→ What to do
State the count of lines below in which the word "самодиффузии" appears, and add nothing.

[Records from a collection]
»»
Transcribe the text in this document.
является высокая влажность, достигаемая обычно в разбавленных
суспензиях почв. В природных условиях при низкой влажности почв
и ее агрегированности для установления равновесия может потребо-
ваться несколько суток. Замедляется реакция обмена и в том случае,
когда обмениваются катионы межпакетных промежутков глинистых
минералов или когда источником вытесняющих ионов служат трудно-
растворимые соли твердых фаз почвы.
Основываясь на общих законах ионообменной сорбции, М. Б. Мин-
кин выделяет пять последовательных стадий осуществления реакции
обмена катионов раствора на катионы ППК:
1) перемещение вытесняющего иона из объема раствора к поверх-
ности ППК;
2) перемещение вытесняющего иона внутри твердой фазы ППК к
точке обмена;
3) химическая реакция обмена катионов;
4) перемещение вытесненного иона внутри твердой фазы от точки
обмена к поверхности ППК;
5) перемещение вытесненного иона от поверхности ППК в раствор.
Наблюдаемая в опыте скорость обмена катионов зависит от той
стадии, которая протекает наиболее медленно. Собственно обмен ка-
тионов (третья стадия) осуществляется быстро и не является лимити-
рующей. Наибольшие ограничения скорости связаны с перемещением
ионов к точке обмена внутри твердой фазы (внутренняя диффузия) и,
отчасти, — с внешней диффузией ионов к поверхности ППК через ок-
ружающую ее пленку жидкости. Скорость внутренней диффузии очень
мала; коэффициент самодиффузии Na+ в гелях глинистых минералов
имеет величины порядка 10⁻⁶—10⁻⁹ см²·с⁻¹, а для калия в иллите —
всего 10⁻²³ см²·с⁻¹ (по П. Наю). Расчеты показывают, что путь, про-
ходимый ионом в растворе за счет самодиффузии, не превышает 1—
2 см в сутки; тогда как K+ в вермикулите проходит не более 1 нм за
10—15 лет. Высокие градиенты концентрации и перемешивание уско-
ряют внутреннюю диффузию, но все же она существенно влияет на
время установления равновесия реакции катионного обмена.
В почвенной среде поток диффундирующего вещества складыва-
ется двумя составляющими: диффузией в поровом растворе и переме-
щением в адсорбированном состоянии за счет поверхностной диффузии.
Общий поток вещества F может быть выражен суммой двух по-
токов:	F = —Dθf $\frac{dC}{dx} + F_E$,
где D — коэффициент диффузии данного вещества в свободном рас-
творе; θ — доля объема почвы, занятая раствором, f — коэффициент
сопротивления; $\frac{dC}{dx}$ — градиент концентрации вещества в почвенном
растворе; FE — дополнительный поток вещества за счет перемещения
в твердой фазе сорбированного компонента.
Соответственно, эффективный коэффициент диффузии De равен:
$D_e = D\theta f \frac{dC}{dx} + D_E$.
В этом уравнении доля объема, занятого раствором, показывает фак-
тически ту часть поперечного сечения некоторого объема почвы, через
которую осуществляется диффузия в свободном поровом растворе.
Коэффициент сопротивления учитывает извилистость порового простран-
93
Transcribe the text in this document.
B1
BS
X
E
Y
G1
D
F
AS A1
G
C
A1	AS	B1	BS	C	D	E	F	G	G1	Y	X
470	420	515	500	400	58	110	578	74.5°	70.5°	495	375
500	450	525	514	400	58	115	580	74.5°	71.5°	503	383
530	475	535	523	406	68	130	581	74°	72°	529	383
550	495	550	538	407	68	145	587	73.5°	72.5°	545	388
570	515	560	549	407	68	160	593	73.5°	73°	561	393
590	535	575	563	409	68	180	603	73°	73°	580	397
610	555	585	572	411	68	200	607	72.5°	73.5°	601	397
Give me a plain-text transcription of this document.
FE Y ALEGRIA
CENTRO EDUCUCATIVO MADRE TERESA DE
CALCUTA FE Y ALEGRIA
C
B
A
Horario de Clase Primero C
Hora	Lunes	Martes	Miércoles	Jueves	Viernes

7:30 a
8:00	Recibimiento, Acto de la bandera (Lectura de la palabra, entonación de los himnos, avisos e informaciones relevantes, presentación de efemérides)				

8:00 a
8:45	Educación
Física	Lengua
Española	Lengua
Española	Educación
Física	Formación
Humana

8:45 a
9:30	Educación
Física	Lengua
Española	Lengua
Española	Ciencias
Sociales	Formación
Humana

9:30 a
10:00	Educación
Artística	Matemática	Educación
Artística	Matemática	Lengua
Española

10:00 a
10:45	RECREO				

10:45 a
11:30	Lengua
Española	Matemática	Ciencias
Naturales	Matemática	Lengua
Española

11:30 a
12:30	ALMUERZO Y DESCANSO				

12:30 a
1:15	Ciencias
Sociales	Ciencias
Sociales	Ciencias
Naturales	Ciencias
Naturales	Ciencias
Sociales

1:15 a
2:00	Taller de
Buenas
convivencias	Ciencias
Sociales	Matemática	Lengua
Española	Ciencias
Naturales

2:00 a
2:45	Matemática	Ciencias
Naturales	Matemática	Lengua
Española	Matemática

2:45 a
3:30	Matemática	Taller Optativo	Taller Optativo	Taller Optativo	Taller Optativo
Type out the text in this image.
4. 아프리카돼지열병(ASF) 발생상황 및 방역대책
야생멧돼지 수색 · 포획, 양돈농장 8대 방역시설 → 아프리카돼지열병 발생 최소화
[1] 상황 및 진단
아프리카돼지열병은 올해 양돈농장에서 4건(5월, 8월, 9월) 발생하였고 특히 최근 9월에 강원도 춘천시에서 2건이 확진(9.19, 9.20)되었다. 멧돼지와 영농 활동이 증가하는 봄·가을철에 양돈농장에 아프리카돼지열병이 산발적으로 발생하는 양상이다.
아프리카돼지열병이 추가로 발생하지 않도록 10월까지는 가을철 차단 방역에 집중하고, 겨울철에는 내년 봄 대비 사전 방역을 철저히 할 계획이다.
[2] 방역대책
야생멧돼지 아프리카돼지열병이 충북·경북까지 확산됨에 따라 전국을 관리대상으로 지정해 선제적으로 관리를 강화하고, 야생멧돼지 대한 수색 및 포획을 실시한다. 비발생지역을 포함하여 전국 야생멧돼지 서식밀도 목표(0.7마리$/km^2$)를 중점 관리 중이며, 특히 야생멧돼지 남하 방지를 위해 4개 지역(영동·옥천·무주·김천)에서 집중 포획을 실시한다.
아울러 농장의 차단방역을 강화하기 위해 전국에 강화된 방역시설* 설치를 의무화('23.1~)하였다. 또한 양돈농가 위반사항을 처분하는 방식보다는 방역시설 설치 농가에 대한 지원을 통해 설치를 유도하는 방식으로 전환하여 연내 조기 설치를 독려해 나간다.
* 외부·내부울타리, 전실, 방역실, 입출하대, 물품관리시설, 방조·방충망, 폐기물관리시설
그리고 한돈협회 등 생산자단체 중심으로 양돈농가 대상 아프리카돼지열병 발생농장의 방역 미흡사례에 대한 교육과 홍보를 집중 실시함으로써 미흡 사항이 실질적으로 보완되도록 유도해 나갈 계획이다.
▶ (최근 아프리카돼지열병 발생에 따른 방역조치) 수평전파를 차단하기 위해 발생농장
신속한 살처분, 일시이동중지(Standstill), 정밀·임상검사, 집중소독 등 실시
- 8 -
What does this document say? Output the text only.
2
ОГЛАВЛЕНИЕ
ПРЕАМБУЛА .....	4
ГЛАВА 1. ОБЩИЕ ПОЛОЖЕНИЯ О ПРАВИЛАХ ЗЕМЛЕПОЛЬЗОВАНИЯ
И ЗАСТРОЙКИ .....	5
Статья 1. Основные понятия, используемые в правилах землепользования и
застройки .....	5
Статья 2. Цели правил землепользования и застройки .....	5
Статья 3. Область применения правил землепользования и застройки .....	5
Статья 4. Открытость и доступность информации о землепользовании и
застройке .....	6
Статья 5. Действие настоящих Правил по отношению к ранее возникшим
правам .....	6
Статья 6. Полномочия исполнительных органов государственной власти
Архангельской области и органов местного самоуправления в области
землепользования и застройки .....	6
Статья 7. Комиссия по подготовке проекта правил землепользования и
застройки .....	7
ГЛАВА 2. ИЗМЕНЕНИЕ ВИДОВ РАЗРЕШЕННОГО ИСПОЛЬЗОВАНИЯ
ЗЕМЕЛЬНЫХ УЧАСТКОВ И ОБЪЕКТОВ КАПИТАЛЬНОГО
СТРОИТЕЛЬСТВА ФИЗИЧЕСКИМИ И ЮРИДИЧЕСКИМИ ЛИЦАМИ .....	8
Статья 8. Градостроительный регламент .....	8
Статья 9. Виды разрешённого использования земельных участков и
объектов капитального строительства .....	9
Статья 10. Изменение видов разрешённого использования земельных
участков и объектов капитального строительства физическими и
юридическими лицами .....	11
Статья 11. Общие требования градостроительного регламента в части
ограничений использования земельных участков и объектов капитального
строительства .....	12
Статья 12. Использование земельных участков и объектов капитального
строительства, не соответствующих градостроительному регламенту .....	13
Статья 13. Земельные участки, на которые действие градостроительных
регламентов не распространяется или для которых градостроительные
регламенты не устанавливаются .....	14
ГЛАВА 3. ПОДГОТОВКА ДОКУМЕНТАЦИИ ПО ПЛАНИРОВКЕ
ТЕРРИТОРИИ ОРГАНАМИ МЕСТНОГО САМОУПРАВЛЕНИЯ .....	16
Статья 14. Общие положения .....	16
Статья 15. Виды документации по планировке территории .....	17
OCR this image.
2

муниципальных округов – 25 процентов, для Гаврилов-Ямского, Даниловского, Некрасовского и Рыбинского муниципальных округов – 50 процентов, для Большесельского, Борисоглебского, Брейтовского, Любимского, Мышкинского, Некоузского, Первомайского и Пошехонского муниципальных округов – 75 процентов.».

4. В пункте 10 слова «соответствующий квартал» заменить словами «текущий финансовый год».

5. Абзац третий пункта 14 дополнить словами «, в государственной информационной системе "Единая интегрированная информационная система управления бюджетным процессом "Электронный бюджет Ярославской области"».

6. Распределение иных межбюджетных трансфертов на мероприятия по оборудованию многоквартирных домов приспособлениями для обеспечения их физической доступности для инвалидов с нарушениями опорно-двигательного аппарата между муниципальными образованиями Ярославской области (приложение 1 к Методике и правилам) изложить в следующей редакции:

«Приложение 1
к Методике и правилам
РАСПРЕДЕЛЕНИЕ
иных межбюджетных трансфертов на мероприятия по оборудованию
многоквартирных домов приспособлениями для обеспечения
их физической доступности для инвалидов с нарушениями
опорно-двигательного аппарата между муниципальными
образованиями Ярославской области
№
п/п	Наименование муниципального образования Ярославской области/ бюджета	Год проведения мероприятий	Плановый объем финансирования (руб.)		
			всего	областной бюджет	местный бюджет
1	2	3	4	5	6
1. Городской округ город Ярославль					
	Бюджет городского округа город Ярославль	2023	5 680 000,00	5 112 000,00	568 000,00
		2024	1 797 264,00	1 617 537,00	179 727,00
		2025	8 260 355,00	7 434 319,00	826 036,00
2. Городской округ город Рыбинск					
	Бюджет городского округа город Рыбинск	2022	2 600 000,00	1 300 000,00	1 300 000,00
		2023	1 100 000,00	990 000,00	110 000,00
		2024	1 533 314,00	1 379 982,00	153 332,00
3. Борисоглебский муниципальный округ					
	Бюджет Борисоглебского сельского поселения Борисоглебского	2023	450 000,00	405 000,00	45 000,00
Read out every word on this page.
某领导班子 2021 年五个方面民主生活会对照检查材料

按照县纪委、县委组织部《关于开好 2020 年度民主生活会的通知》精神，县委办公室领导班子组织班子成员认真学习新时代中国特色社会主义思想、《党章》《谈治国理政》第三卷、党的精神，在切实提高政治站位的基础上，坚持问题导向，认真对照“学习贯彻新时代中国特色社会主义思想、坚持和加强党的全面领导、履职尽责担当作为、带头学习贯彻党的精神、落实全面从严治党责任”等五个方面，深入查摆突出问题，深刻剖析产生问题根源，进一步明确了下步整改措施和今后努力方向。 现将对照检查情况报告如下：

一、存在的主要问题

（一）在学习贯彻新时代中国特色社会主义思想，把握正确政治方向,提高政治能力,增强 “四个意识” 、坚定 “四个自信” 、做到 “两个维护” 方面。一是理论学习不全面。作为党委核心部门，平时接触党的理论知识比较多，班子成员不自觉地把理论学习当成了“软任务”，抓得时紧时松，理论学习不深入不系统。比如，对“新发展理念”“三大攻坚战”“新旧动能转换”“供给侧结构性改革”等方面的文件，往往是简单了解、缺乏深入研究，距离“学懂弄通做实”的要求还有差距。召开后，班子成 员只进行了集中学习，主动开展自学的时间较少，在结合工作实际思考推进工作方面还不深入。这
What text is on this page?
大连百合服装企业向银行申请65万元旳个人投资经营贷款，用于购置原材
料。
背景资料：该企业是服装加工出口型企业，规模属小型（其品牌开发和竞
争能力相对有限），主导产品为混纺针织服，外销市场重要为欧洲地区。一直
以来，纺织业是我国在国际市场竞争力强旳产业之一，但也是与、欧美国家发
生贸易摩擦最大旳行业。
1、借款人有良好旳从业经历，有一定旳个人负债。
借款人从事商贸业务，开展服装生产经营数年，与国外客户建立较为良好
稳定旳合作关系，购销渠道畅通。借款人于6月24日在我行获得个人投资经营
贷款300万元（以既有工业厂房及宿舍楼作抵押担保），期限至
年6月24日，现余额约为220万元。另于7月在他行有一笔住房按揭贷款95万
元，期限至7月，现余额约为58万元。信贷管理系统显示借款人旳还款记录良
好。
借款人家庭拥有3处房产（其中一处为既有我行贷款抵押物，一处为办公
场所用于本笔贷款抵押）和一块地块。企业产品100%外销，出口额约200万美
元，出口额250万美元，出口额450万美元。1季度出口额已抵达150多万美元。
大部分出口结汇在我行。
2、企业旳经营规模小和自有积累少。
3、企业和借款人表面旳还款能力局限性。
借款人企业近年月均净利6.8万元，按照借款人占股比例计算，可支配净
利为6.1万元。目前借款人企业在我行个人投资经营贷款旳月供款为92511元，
««
→ Solution below
2